BEGIN Source records
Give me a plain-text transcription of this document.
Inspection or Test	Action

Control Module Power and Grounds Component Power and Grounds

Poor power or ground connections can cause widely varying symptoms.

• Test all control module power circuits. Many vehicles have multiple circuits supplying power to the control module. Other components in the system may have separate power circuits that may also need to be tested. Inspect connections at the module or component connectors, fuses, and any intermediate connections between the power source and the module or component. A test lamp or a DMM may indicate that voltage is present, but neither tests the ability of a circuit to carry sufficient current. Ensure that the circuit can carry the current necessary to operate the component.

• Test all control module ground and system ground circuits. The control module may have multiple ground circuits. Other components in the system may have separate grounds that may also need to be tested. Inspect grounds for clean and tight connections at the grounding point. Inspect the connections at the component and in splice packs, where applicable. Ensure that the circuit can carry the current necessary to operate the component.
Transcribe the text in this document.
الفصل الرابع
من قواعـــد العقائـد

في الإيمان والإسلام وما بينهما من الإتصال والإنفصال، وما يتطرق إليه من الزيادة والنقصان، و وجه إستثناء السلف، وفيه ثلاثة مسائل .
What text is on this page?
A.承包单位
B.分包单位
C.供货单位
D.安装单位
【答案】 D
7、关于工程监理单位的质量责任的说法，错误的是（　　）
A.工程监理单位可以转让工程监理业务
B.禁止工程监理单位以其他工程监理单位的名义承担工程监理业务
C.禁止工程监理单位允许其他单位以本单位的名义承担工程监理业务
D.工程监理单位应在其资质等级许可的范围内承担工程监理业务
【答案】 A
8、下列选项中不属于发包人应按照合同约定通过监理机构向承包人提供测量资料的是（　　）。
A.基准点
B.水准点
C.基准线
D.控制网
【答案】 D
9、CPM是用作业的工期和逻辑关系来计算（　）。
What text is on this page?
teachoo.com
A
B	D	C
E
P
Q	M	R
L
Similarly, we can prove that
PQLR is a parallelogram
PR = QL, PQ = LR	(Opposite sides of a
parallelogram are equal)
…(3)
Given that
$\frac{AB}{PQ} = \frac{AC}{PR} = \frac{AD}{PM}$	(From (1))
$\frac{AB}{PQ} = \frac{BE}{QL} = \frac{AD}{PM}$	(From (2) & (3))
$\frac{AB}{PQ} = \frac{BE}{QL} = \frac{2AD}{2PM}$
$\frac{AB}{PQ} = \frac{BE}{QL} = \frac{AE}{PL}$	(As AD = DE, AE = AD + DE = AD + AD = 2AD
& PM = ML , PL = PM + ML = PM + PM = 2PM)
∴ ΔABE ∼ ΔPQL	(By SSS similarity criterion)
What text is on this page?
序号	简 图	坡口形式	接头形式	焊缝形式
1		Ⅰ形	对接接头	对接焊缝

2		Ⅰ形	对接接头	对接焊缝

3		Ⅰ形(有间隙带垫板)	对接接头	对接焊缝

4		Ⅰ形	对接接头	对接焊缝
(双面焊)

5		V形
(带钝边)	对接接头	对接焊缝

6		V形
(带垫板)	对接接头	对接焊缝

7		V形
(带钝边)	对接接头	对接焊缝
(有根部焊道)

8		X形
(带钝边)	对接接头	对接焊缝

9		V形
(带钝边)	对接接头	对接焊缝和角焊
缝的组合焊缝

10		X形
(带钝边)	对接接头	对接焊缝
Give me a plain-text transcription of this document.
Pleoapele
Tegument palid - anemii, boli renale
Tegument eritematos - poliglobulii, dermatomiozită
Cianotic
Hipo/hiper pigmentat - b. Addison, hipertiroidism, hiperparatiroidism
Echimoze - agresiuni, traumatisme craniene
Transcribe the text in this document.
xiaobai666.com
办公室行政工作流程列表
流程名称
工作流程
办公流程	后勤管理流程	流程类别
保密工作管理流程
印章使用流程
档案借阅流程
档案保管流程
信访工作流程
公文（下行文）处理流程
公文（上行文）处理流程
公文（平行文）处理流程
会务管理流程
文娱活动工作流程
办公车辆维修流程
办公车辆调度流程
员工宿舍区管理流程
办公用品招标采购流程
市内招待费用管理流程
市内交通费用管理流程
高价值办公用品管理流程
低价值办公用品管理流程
END Source records
State how many lines of the listing hold the string "connections"; reply with the number and nothing else.

• **Finished answer**:
3